===== Given data
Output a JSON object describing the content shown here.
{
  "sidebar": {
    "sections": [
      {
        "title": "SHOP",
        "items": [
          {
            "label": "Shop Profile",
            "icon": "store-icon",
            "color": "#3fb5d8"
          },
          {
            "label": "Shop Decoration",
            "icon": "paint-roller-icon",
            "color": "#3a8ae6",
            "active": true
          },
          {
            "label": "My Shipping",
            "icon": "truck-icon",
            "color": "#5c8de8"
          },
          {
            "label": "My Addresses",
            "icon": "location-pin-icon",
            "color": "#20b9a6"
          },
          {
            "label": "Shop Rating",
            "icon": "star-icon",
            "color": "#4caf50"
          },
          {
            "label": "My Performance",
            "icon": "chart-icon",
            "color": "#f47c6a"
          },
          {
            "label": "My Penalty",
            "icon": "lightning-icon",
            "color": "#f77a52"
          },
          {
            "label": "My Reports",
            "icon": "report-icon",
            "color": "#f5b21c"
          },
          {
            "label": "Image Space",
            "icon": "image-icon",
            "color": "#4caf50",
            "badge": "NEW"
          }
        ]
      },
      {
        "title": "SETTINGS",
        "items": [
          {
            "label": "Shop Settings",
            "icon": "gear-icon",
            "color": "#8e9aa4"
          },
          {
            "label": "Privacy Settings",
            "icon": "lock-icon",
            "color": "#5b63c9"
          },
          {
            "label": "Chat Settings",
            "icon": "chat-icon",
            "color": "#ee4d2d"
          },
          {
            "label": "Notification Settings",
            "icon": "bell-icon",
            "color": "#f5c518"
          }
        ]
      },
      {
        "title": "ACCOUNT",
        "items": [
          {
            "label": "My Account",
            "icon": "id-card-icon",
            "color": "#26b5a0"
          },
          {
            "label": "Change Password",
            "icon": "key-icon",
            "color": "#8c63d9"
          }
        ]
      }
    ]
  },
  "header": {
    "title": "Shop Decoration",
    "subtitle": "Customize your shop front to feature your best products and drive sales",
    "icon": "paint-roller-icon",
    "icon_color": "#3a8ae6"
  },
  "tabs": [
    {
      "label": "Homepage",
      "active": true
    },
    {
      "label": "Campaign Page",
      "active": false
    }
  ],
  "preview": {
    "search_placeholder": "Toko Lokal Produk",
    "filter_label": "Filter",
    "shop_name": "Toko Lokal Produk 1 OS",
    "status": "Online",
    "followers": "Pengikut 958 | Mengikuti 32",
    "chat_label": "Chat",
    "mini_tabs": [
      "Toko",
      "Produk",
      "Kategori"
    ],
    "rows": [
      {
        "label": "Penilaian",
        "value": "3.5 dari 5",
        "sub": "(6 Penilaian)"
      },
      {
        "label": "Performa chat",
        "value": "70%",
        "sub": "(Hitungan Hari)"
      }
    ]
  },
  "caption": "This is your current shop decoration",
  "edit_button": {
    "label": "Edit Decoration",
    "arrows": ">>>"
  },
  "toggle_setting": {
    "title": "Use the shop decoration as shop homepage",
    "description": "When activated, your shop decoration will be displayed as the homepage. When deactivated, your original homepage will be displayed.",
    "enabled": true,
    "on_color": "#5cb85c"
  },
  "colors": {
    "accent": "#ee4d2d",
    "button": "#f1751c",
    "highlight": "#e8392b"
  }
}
==========
===== Given data
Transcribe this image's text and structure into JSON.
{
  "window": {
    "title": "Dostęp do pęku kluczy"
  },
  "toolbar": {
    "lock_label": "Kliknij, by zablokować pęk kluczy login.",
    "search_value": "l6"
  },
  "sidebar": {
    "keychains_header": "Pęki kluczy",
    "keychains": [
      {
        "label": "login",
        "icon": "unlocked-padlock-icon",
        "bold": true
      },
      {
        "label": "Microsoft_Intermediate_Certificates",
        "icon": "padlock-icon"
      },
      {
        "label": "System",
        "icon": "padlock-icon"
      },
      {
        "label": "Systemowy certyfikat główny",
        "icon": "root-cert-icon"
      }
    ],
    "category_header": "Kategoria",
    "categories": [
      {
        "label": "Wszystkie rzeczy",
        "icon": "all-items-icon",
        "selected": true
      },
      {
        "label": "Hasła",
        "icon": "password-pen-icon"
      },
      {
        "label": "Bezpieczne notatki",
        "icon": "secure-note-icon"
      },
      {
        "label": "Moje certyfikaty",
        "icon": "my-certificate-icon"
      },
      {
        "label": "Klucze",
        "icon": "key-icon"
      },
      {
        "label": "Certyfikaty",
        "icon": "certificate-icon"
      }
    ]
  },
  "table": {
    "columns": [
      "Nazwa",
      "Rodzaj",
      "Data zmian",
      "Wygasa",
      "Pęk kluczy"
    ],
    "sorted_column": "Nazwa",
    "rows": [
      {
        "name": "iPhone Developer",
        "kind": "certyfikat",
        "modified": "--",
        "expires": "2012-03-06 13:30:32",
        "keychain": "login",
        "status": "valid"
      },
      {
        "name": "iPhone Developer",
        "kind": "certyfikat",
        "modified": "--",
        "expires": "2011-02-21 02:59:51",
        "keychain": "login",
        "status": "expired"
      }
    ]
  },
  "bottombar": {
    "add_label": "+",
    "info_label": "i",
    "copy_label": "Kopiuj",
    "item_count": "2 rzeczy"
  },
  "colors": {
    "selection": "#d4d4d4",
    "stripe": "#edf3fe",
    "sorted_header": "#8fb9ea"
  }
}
==========
===== Given data
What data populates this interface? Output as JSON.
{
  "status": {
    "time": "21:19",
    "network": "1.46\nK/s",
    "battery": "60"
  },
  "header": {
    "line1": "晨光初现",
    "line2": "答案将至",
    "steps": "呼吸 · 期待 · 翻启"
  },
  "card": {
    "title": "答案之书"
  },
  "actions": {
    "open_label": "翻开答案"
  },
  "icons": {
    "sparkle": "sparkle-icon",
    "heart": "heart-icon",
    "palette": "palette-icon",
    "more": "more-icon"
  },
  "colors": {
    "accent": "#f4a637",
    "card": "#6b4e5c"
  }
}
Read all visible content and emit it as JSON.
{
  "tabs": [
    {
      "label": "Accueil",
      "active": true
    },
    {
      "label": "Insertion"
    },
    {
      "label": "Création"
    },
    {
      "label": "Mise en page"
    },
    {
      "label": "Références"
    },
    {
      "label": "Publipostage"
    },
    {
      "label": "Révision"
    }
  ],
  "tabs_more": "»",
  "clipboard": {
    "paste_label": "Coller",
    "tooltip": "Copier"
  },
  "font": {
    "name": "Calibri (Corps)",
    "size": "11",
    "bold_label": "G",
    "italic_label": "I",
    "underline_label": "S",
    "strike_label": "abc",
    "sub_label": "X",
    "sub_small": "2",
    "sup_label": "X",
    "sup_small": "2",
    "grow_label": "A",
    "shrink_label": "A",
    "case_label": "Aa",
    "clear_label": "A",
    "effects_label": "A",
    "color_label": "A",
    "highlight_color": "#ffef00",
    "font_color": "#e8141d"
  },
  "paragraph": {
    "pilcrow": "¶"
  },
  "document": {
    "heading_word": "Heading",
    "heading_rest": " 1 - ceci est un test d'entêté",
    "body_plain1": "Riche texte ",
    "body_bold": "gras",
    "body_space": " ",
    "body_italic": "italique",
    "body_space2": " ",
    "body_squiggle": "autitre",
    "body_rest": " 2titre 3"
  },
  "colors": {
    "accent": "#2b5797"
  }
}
==========
## What the task asks
Copy out each line of the records where the string "rzeczy" appears.

## Written reply
        "label": "Wszystkie rzeczy",
    "item_count": "2 rzeczy"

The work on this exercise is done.